EXERCISE DETAILS:
Exclude images, then output the remaining data verbatim.

◆ ◆ ◆ ◆ ◆ ◆ ◆

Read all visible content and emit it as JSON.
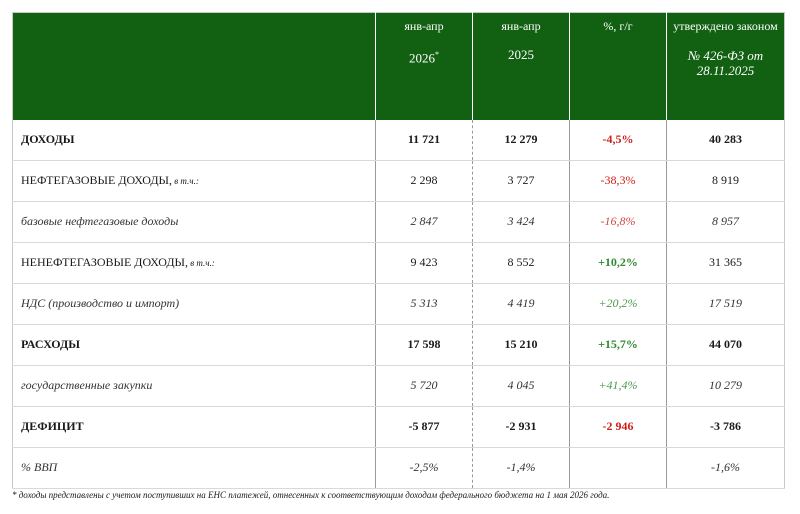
{
  "header": {
    "col1_period": "янв-апр",
    "col1_year": "2026",
    "col1_mark": "*",
    "col2_period": "янв-апр",
    "col2_year": "2025",
    "col3": "%, г/г",
    "col4_title": "утверждено законом",
    "col4_ref": "№ 426-ФЗ от 28.11.2025"
  },
  "rows": [
    {
      "label": "ДОХОДЫ",
      "suffix": "",
      "v2026": "11 721",
      "v2025": "12 279",
      "pct": "-4,5%",
      "law": "40 283"
    },
    {
      "label": "НЕФТЕГАЗОВЫЕ ДОХОДЫ,",
      "suffix": " в т.ч.:",
      "v2026": "2 298",
      "v2025": "3 727",
      "pct": "-38,3%",
      "law": "8 919"
    },
    {
      "label": "базовые нефтегазовые доходы",
      "suffix": "",
      "v2026": "2 847",
      "v2025": "3 424",
      "pct": "-16,8%",
      "law": "8 957"
    },
    {
      "label": "НЕНЕФТЕГАЗОВЫЕ ДОХОДЫ,",
      "suffix": " в т.ч.:",
      "v2026": "9 423",
      "v2025": "8 552",
      "pct": "+10,2%",
      "law": "31 365"
    },
    {
      "label": "НДС (производство и импорт)",
      "suffix": "",
      "v2026": "5 313",
      "v2025": "4 419",
      "pct": "+20,2%",
      "law": "17 519"
    },
    {
      "label": "РАСХОДЫ",
      "suffix": "",
      "v2026": "17 598",
      "v2025": "15 210",
      "pct": "+15,7%",
      "law": "44 070"
    },
    {
      "label": "государственные закупки",
      "suffix": "",
      "v2026": "5 720",
      "v2025": "4 045",
      "pct": "+41,4%",
      "law": "10 279"
    },
    {
      "label": "ДЕФИЦИТ",
      "suffix": "",
      "v2026": "-5 877",
      "v2025": "-2 931",
      "pct": "-2 946",
      "law": "-3 786"
    },
    {
      "label": "% ВВП",
      "suffix": "",
      "v2026": "-2,5%",
      "v2025": "-1,4%",
      "pct": "",
      "law": "-1,6%"
    }
  ],
  "footnote": "* доходы представлены с учетом поступивших на ЕНС платежей, отнесенных к соответствующим доходам федерального бюджета на 1 мая 2026 года.",
  "colors": {
    "header_bg": "#126112",
    "negative": "#d0201a",
    "positive": "#2e8b2e"
  }
}
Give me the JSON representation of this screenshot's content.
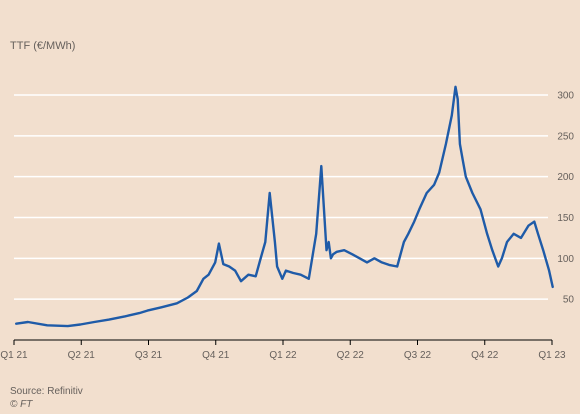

◆ ◆ ◆ ◆ ◆ ◆ ◆

RESULT:
Read all visible content and emit it as JSON.
{
  "header": {
    "col1_period": "янв-апр",
    "col1_year": "2026",
    "col1_mark": "*",
    "col2_period": "янв-апр",
    "col2_year": "2025",
    "col3": "%, г/г",
    "col4_title": "утверждено законом",
    "col4_ref": "№ 426-ФЗ от 28.11.2025"
  },
  "rows": [
    {
      "label": "ДОХОДЫ",
      "suffix": "",
      "v2026": "11 721",
      "v2025": "12 279",
      "pct": "-4,5%",
      "law": "40 283"
    },
    {
      "label": "НЕФТЕГАЗОВЫЕ ДОХОДЫ,",
      "suffix": " в т.ч.:",
      "v2026": "2 298",
      "v2025": "3 727",
      "pct": "-38,3%",
      "law": "8 919"
    },
    {
      "label": "базовые нефтегазовые доходы",
      "suffix": "",
      "v2026": "2 847",
      "v2025": "3 424",
      "pct": "-16,8%",
      "law": "8 957"
    },
    {
      "label": "НЕНЕФТЕГАЗОВЫЕ ДОХОДЫ,",
      "suffix": " в т.ч.:",
      "v2026": "9 423",
      "v2025": "8 552",
      "pct": "+10,2%",
      "law": "31 365"
    },
    {
      "label": "НДС (производство и импорт)",
      "suffix": "",
      "v2026": "5 313",
      "v2025": "4 419",
      "pct": "+20,2%",
      "law": "17 519"
    },
    {
      "label": "РАСХОДЫ",
      "suffix": "",
      "v2026": "17 598",
      "v2025": "15 210",
      "pct": "+15,7%",
      "law": "44 070"
    },
    {
      "label": "государственные закупки",
      "suffix": "",
      "v2026": "5 720",
      "v2025": "4 045",
      "pct": "+41,4%",
      "law": "10 279"
    },
    {
      "label": "ДЕФИЦИТ",
      "suffix": "",
      "v2026": "-5 877",
      "v2025": "-2 931",
      "pct": "-2 946",
      "law": "-3 786"
    },
    {
      "label": "% ВВП",
      "suffix": "",
      "v2026": "-2,5%",
      "v2025": "-1,4%",
      "pct": "",
      "law": "-1,6%"
    }
  ],
  "footnote": "* доходы представлены с учетом поступивших на ЕНС платежей, отнесенных к соответствующим доходам федерального бюджета на 1 мая 2026 года.",
  "colors": {
    "header_bg": "#126112",
    "negative": "#d0201a",
    "positive": "#2e8b2e"
  }
}
Give me the JSON representation of this screenshot's content.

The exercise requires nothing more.